* Reading text:
○ ○ ○

A brief overview of Indian banks-Pictorial statistics Facebook

Twitter

The Why and How of Social Media w.r.t Banking
Why Social media matters to Banks?
Whether a bank’s ultimate goal is enhancing its brand, reducing costs, increasing customer satisfaction, boosting innovation ,or driving revenue ,social media can be a valuable pursuit.
Enhancing the brand
Social media can play an important role in differentiating brands and making them more relevant to consumers. Much of its power in this regard derives from the fact that in a consumer’s mind, the most credible spokesperson a company can have is a “person like me.” In fact, research shows that the number of people who trust such a hypothetical person more than they trust brands or organizations increases around the world each year.
How can banks take advantage of “people like me?” American Express, for one, created OPEN Forum, an online community dedicated to connecting businesses with each other and providing valuable content to customers with which the company wants to have relationships. Today, OPEN Forum has more than 10,000 businesses involved, monthly traffic has reached as high as 1.5 million visits,5 and the majority of content is produced by the community.
The result is a new touch point that drives brand affinity, provides American Express with an immense opportunity to create brand impressions, and gives the company a chance to be at the center of important conversations among its customers.
Reducing Costs
Social media can be a major contributor to banks’ ongoing cost reduction efforts, especially as they pertain to service, sales, and marketing. For instance, banks can use social media as a low-cost channel to distribute messages, host conversations, provide customer service, identify dissatisfied customers, and increase the impact and reach of traditional media efforts.

○ ○ ○

* Prompt 1: Please copy out the passage of the social media and banking text starting with "The Why and" and going on through "a valuable pursuit.".
* Prompt 2:
Answer these questions from the social media and banking text:
(a) What online community did American Express create?
(b) According to the text, who is the most credible spokesperson a company can have in a consumer's mind?
(c) Which three areas of banks' cost reduction efforts does the text name?
* Prompt 3: Carry on the social media and banking text, beginning after its last sentence.

○ ○ ○

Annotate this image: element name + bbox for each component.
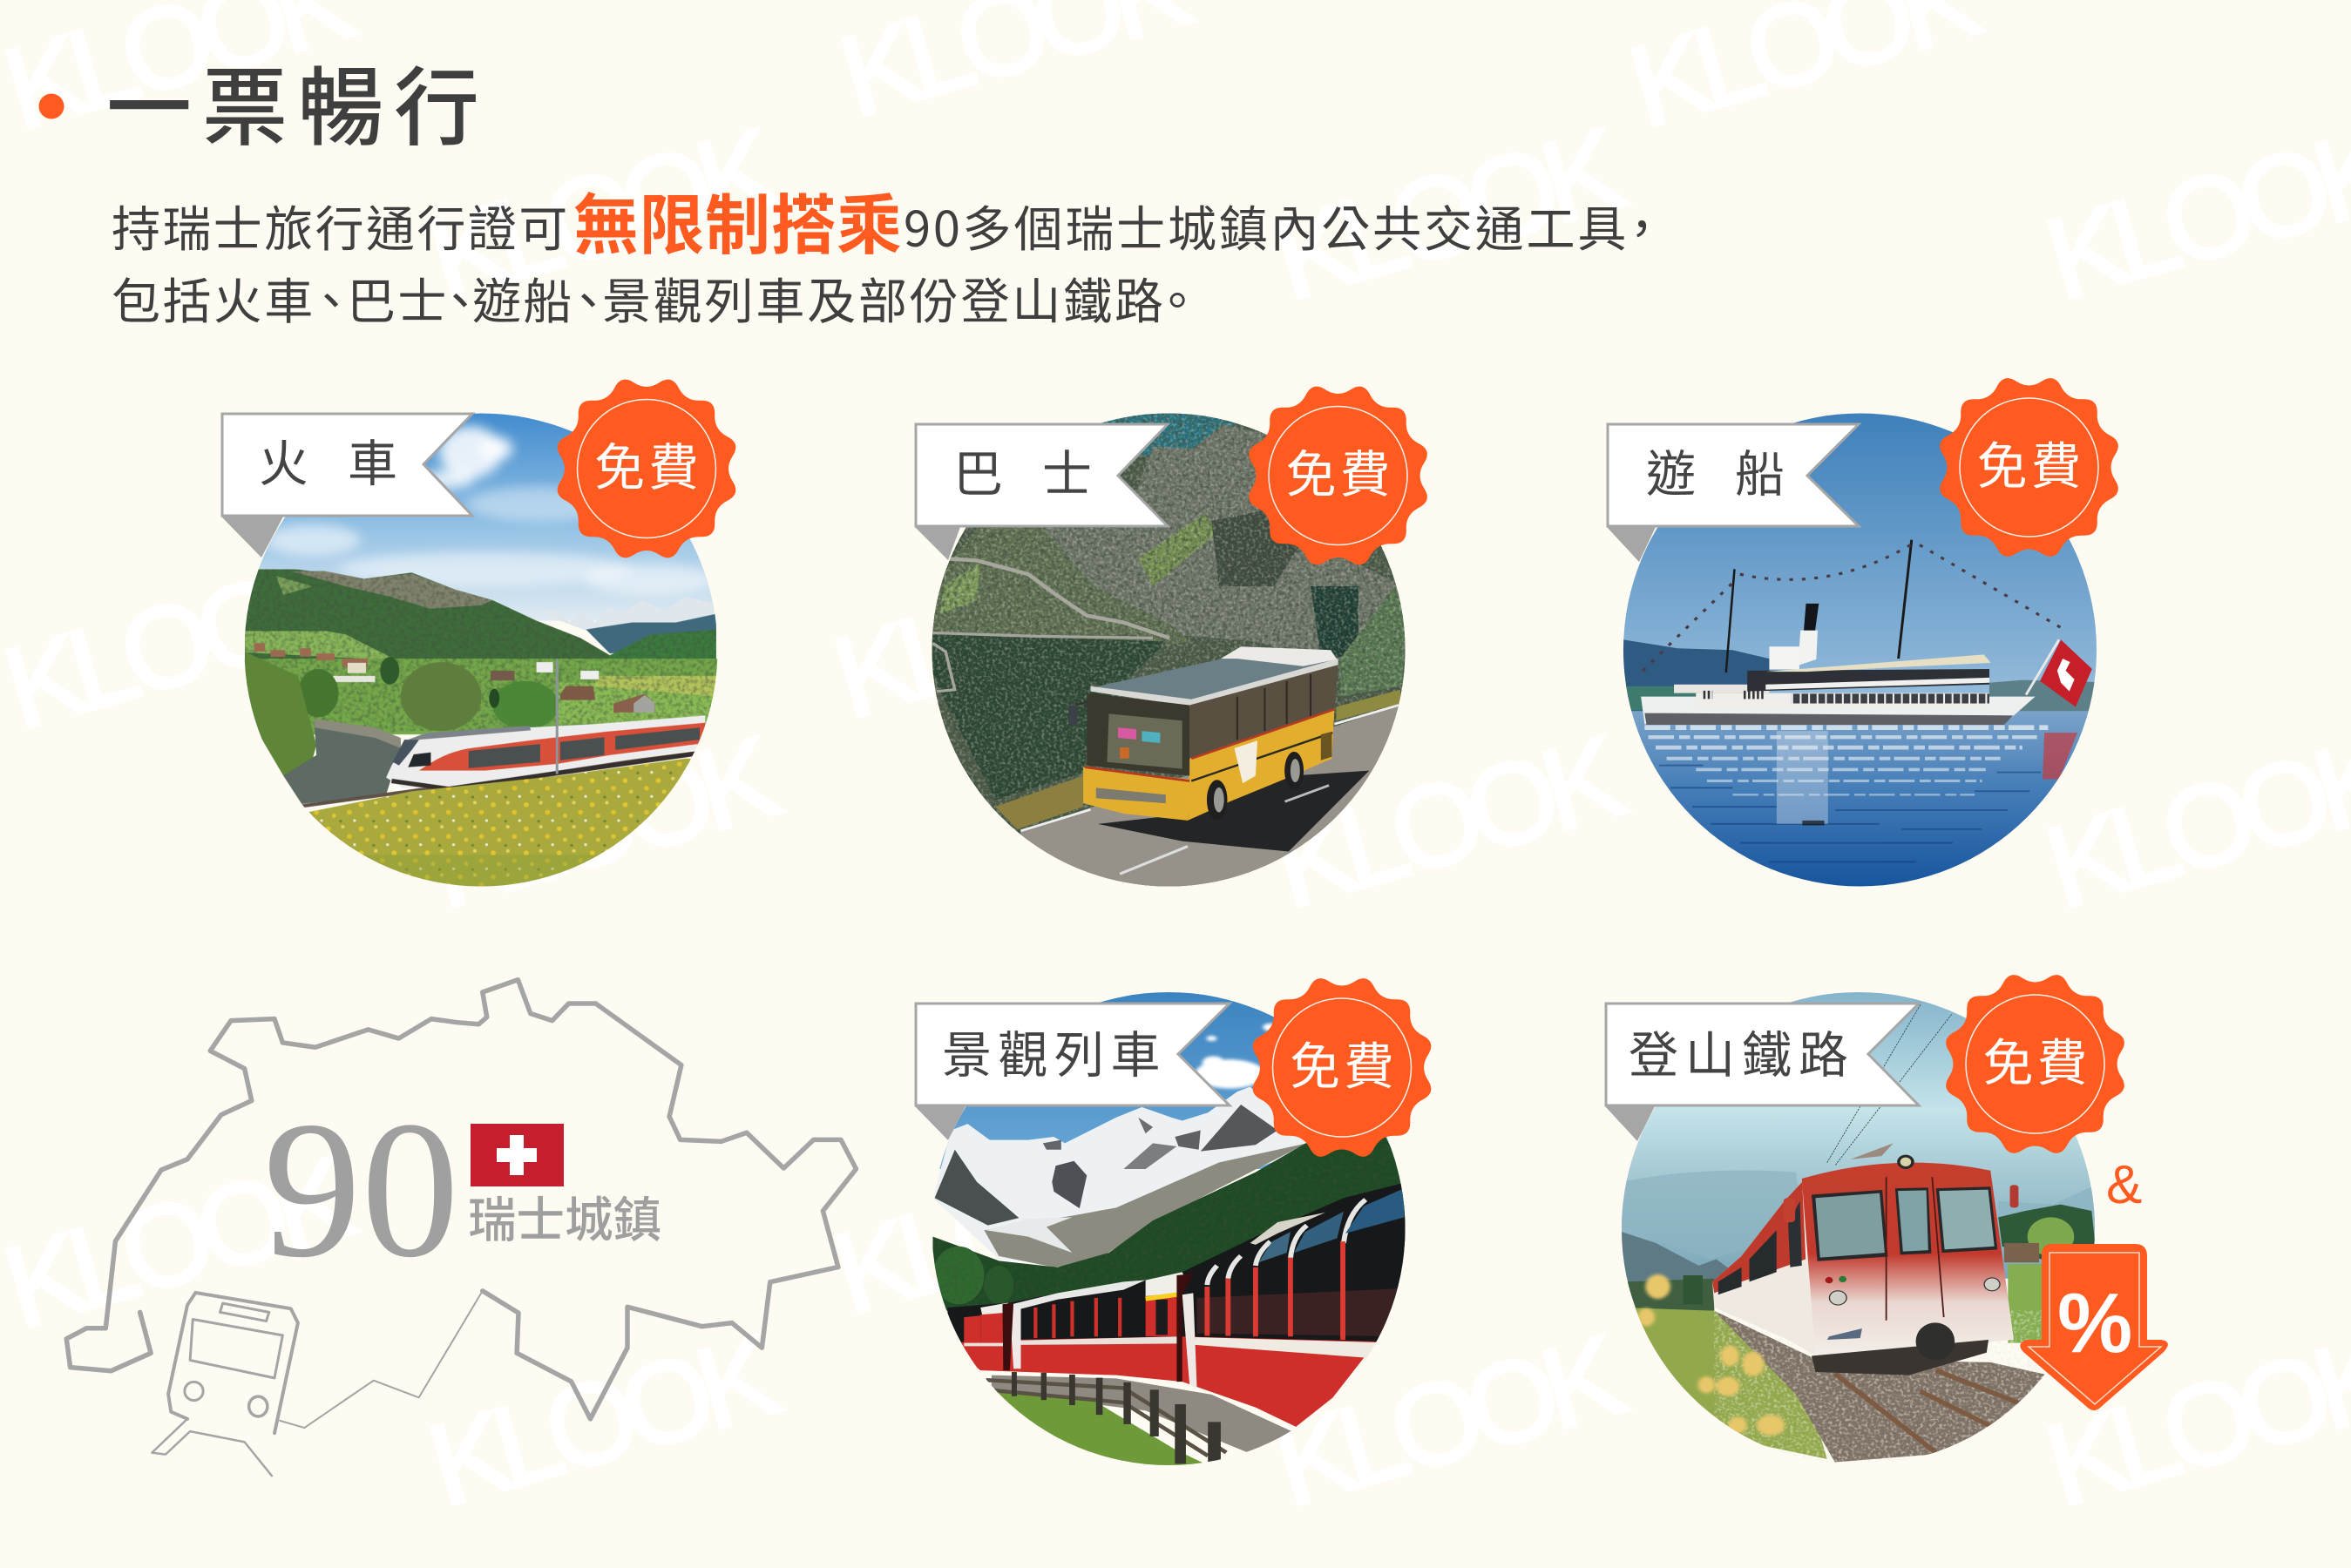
title: 一票暢行 [106, 39, 490, 163]
badge: free [1940, 378, 2118, 557]
intro line 2: 包括火車 [112, 263, 315, 334]
ribbon label [1606, 1004, 1919, 1105]
ribbon label [222, 414, 472, 516]
badge: free: 免費 [1976, 425, 2085, 498]
intro line 2: 、 [307, 263, 357, 334]
watermark pattern: KLOOK [0, 1132, 367, 1352]
label text: 巴士 [953, 435, 1131, 506]
badge: free [1249, 387, 1427, 564]
ribbon label [916, 1004, 1230, 1105]
panel: bus [915, 387, 1439, 917]
intro line 1: 無限制搭乘 [573, 172, 903, 267]
ampersand: & [2106, 1155, 2142, 1215]
icon: sketched train [152, 1293, 298, 1476]
ribbon label [1608, 424, 1859, 526]
intro text [112, 172, 1668, 334]
badge: free: 免費 [594, 427, 702, 500]
watermark pattern: KLOOK [1261, 712, 1636, 932]
panel: mountain railway [1605, 975, 2168, 1463]
watermark pattern: KLOOK [821, 1119, 1196, 1339]
photo: red and white cog railway [1617, 989, 2107, 1463]
watermark pattern: KLOOK [416, 712, 791, 932]
ribbon tail [1607, 527, 1656, 562]
intro line 2: 巴士 [347, 263, 449, 334]
label text: 遊船 [1646, 435, 1824, 506]
number 90: 90 [263, 1080, 459, 1298]
photo: paddle steamer on lake [1619, 407, 2103, 894]
badge: free: 免費 [1983, 1023, 2091, 1096]
badge: free: 免費 [1290, 1026, 1398, 1099]
badge: free [1253, 978, 1431, 1157]
intro line 2: 、 [436, 263, 486, 334]
ribbon tail [1605, 1106, 1655, 1141]
panel: train [221, 380, 742, 917]
intro line 2: 遊船 [472, 263, 574, 334]
intro line 2: 、 [564, 263, 614, 334]
photo: train in valley [244, 413, 718, 887]
icon: discount arrow: % [2057, 1275, 2132, 1370]
photo: panoramic red train [925, 989, 1439, 1472]
icon: Swiss flag [471, 1124, 564, 1186]
intro line 1: ， [1617, 191, 1668, 261]
map outline of Switzerland [66, 980, 856, 1428]
panel: 90 towns map [66, 980, 856, 1476]
intro line 1: 90多個瑞士城鎮內公共交通工具 [904, 191, 1629, 261]
label text: 登山鐵路 [1629, 1016, 1855, 1087]
watermark pattern: KLOOK [0, 533, 367, 754]
panel: scenic train [915, 978, 1439, 1472]
watermark pattern: KLOOK [821, 522, 1196, 742]
towns label: 瑞士城鎮 [468, 1181, 661, 1251]
watermark pattern: KLOOK [1261, 1310, 1636, 1531]
icon: discount arrow [2020, 1244, 2168, 1410]
watermark pattern: KLOOK [1261, 104, 1636, 324]
badge: free [1946, 975, 2124, 1153]
label text: 景觀列車 [942, 1016, 1167, 1087]
badge: free [558, 380, 735, 558]
photo: postbus on mountain road [932, 413, 1405, 887]
watermark pattern: KLOOK [416, 1310, 791, 1531]
intro line 1: 持瑞士旅行通行證可 [112, 191, 570, 261]
label text: 火車 [259, 424, 437, 496]
intro line 2: 景觀列車及部份登山鐵路 [602, 263, 1166, 334]
watermark pattern: KLOOK [1616, 533, 1992, 754]
ribbon label [916, 424, 1168, 526]
ribbon tail [915, 1106, 965, 1140]
ribbon tail [915, 527, 960, 560]
icon: orange bullet [38, 94, 64, 118]
watermark pattern: KLOOK [1616, 1132, 1992, 1352]
ribbon tail [221, 517, 283, 558]
panel: ship [1607, 378, 2118, 894]
watermark pattern: KLOOK [416, 104, 791, 324]
intro line 2: 。 [1153, 263, 1203, 334]
badge: free: 免費 [1286, 434, 1394, 507]
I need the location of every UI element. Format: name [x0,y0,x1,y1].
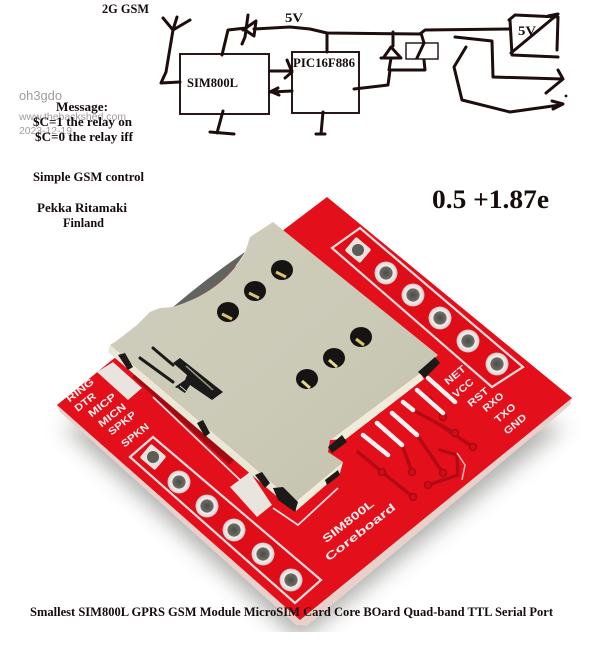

○ ○ ○

* Exercise response 1:
The Why and How of Social Media w.r.t Banking
Why Social media matters to Banks?
Whether a bank’s ultimate goal is enhancing its brand, reducing costs, increasing customer satisfaction, boosting innovation ,or driving revenue ,social media can be a valuable pursuit.

* Exercise response 2:
(a) OPEN Forum.
(b) A "person like me."
(c) Service, sales, and marketing.

* Exercise response 3:
Consider Bank of America, which was the first and largest bank in the world to use Twitter for customer service. The bank uses a dedicated Twitter page on which a wide variety of real people—with their actual photos— help customers solve their issues. User feedback reveals the sentiment among customers that receiving help through this page is easier and faster than traditional customer service. In addition to driving customer service costs down, the page creates brand impressions across consumers’ social graphs, thereby allowing other consumers to see the value of the channel for a variety of goals.
The channel also can enhance the impact of marketing. Consider, for example, how Discover Bank recently created a Facebook identity for “Peggy,” a character from its popular series of TV ads. Today, that character is “liked” by nearly 9,000 consumers, and interacts with them several times a day. Such campaigns create millions of additional brand impressions inside of Facebook, as well as new opportunities for brands to interact with their customers in a low-cost format.
Creating and improving innovation :
Banks can use the channel to create better, more innovative products and services that reflect real-time consumer demand. Chase, for example, created an online community of mass-affluent consumers and tasked the group with designing a credit card purpose-built to their specific wants and needs.
The result: its highly successful Chase Priority Club Rewards card. Chase also created a Community Giving program that allows consumers to direct the bank’s donations to specific charities. As of this writing, that community had directed more than $5 million to 100 local charities. Through this initiative, Chase’s philanthropic entity is opening up its decision-making to crowds and involving millions of people in the process Increasing revenue While the use of social media to drive revenue within banks is still in its infancy, results from other industries further along the growth curve are encouraging. Avis, for example, has been able to use a variety of coordinated social media efforts to boost its sales by 9 percent—in a competitive, commoditized industry with flat or declining revenues.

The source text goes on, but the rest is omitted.